Locate the word "JSON" in the material, then show every line that holds it.

*STORED ROWS*
◆ ◆ ◆ ◆ ◆

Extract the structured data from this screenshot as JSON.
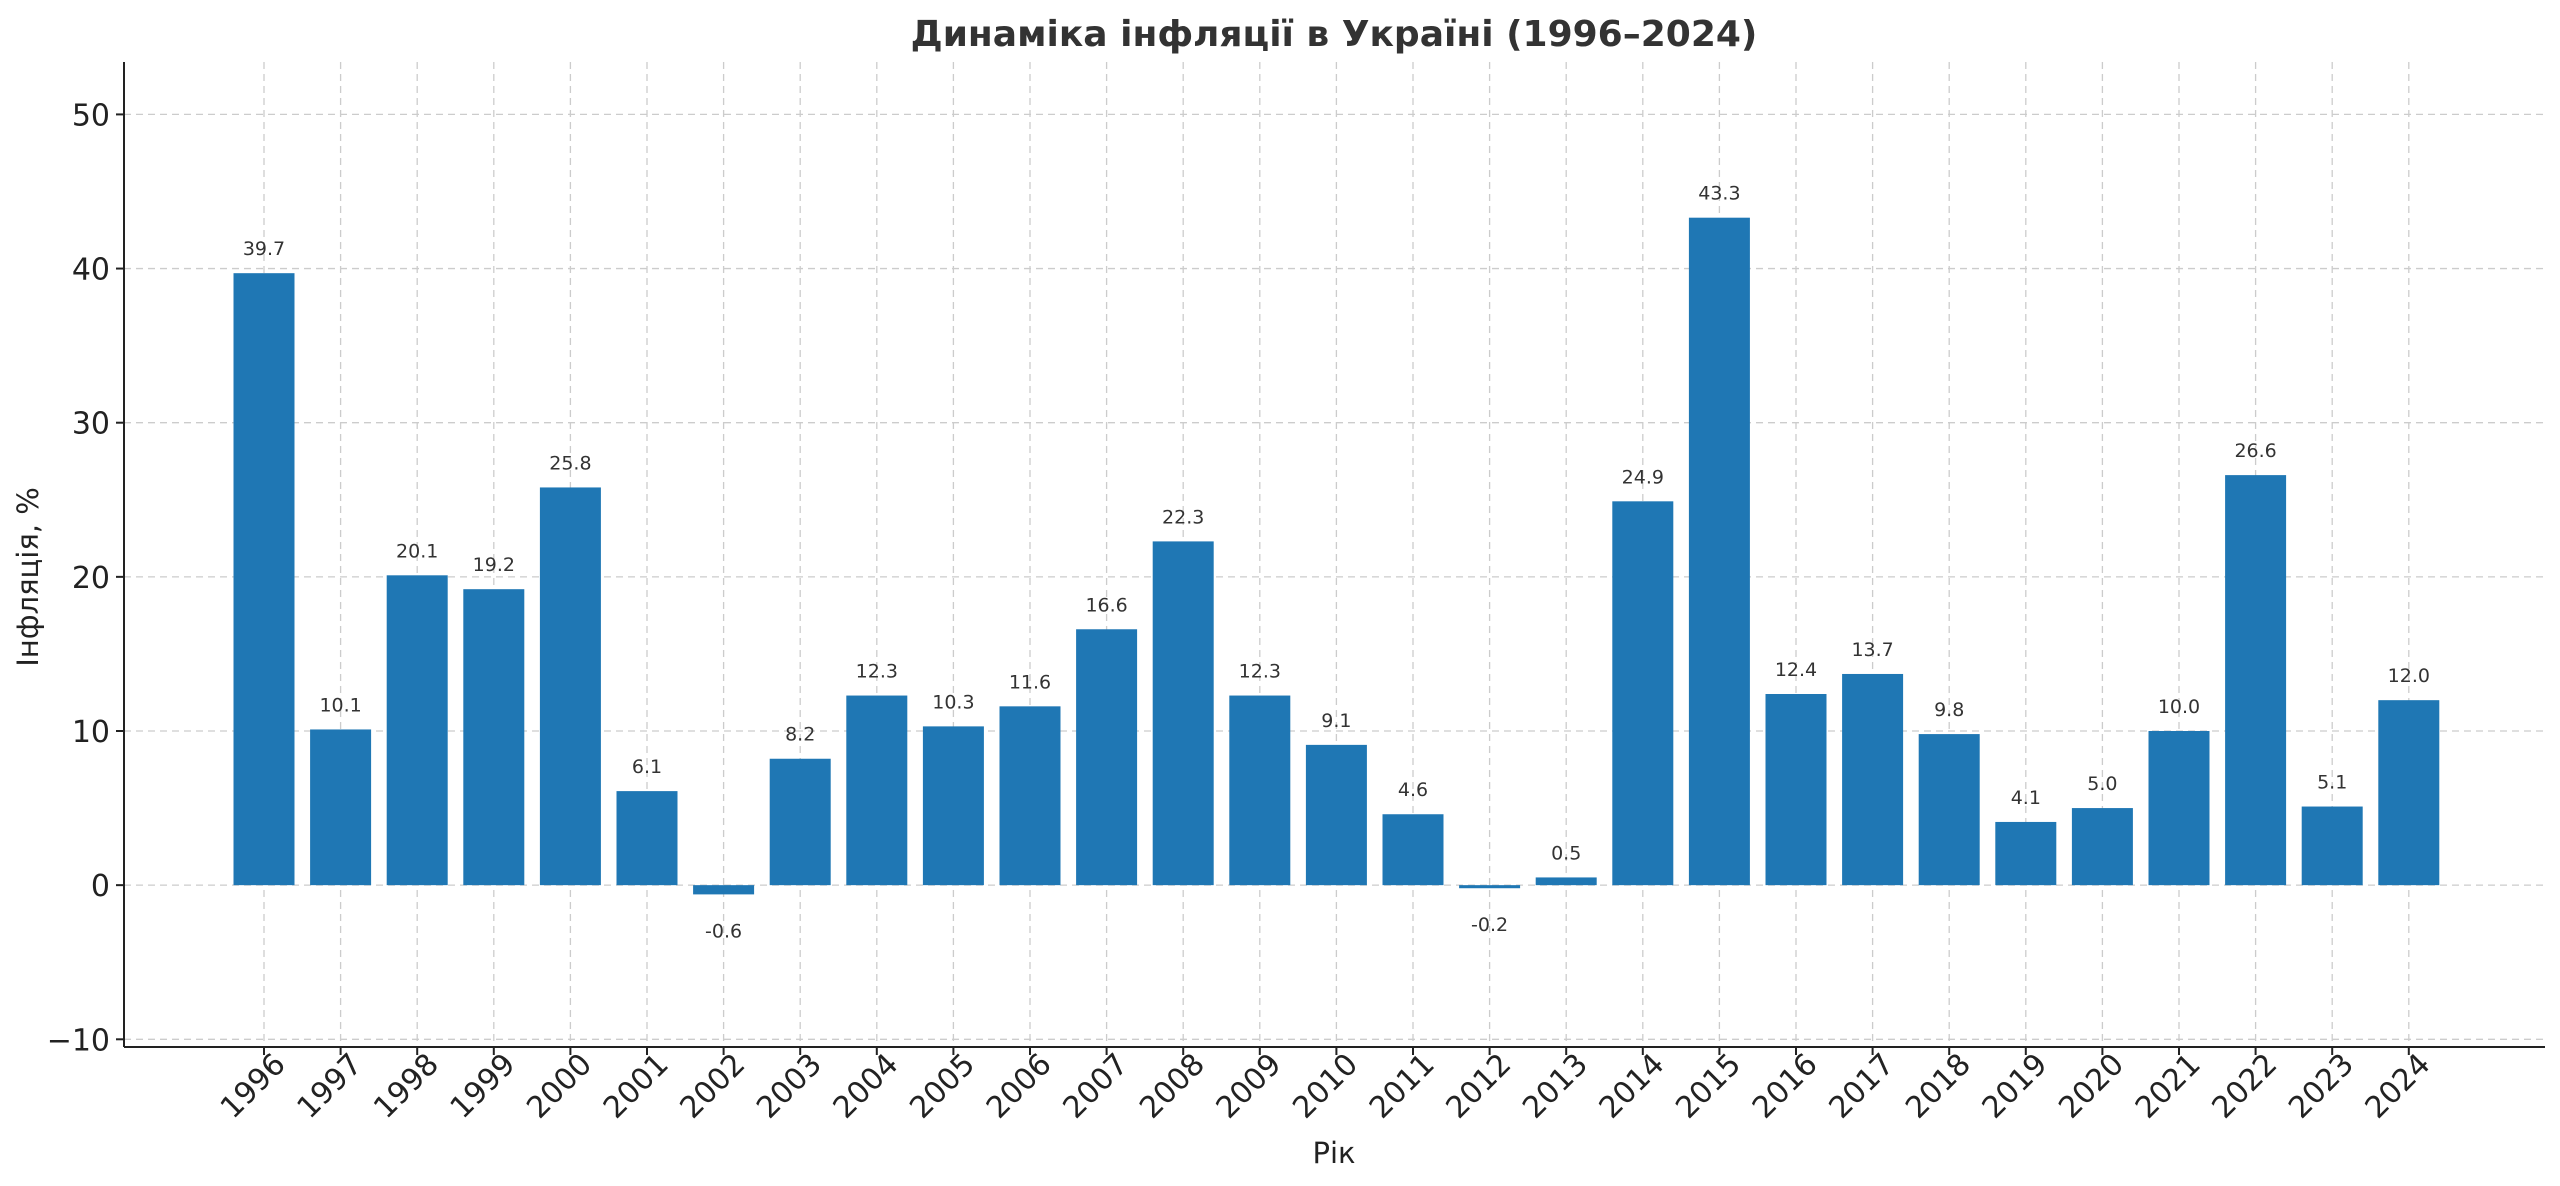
{
  "chart_data": {
    "type": "bar",
    "title": "Динаміка інфляції в Україні (1996–2024)",
    "xlabel": "Рік",
    "ylabel": "Інфляція, %",
    "categories": [
      "1996",
      "1997",
      "1998",
      "1999",
      "2000",
      "2001",
      "2002",
      "2003",
      "2004",
      "2005",
      "2006",
      "2007",
      "2008",
      "2009",
      "2010",
      "2011",
      "2012",
      "2013",
      "2014",
      "2015",
      "2016",
      "2017",
      "2018",
      "2019",
      "2020",
      "2021",
      "2022",
      "2023",
      "2024"
    ],
    "values": [
      39.7,
      10.1,
      20.1,
      19.2,
      25.8,
      6.1,
      -0.6,
      8.2,
      12.3,
      10.3,
      11.6,
      16.6,
      22.3,
      12.3,
      9.1,
      4.6,
      -0.2,
      0.5,
      24.9,
      43.3,
      12.4,
      13.7,
      9.8,
      4.1,
      5.0,
      10.0,
      26.6,
      5.1,
      12.0
    ],
    "value_labels": [
      "39.7",
      "10.1",
      "20.1",
      "19.2",
      "25.8",
      "6.1",
      "-0.6",
      "8.2",
      "12.3",
      "10.3",
      "11.6",
      "16.6",
      "22.3",
      "12.3",
      "9.1",
      "4.6",
      "-0.2",
      "0.5",
      "24.9",
      "43.3",
      "12.4",
      "13.7",
      "9.8",
      "4.1",
      "5.0",
      "10.0",
      "26.6",
      "5.1",
      "12.0"
    ],
    "ylim": [
      -10.5,
      53.4
    ],
    "yticks": [
      -10,
      0,
      10,
      20,
      30,
      40,
      50
    ],
    "ytick_labels": [
      "−10",
      "0",
      "10",
      "20",
      "30",
      "40",
      "50"
    ],
    "grid": true,
    "bar_color": "#1f77b4"
  }
}
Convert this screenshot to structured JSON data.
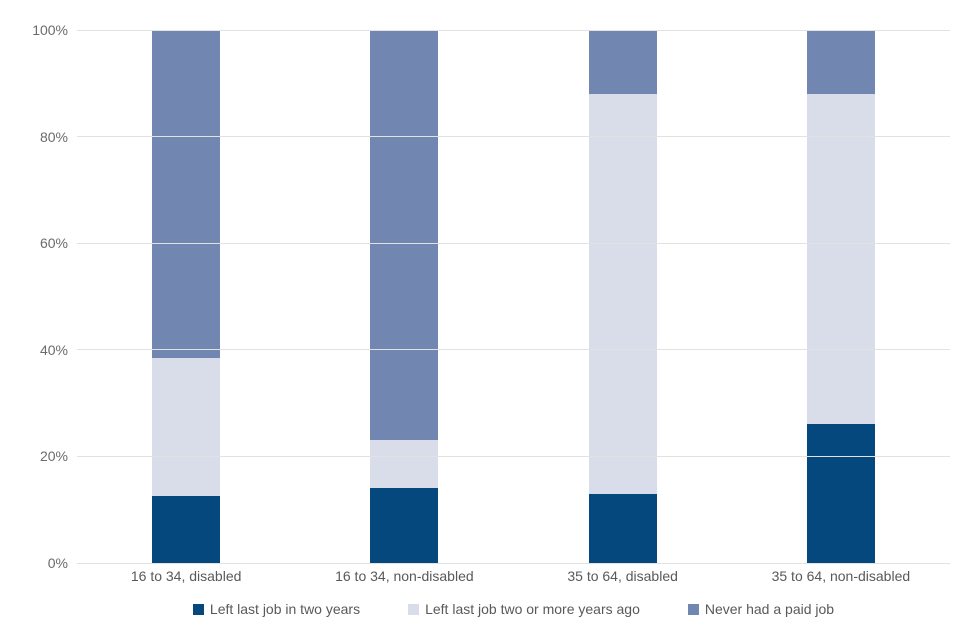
{
  "chart_data": {
    "type": "bar",
    "subtype": "stacked-100",
    "title": "",
    "xlabel": "",
    "ylabel": "",
    "categories": [
      "16 to 34, disabled",
      "16 to 34, non-disabled",
      "35 to 64, disabled",
      "35 to 64, non-disabled"
    ],
    "series": [
      {
        "name": "Left last job in two years",
        "color": "#05487e",
        "values": [
          12.5,
          14,
          13,
          26
        ]
      },
      {
        "name": "Left last job two or more years ago",
        "color": "#d9dde9",
        "values": [
          26,
          9,
          75,
          62
        ]
      },
      {
        "name": "Never had a paid job",
        "color": "#7286b2",
        "values": [
          61.5,
          77,
          12,
          12
        ]
      }
    ],
    "ylim": [
      0,
      100
    ],
    "yticks": [
      {
        "value": 0,
        "label": "0%"
      },
      {
        "value": 20,
        "label": "20%"
      },
      {
        "value": 40,
        "label": "40%"
      },
      {
        "value": 60,
        "label": "60%"
      },
      {
        "value": 80,
        "label": "80%"
      },
      {
        "value": 100,
        "label": "100%"
      }
    ],
    "grid": true,
    "gridline_color": "#e2e2e2",
    "legend_position": "bottom"
  }
}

◆ ◆ ◆ ◆ ◆

*THE COMPLETED TASK*
Extract the structured data from this screenshot as JSON.
Convert this screenshot to structured JSON data.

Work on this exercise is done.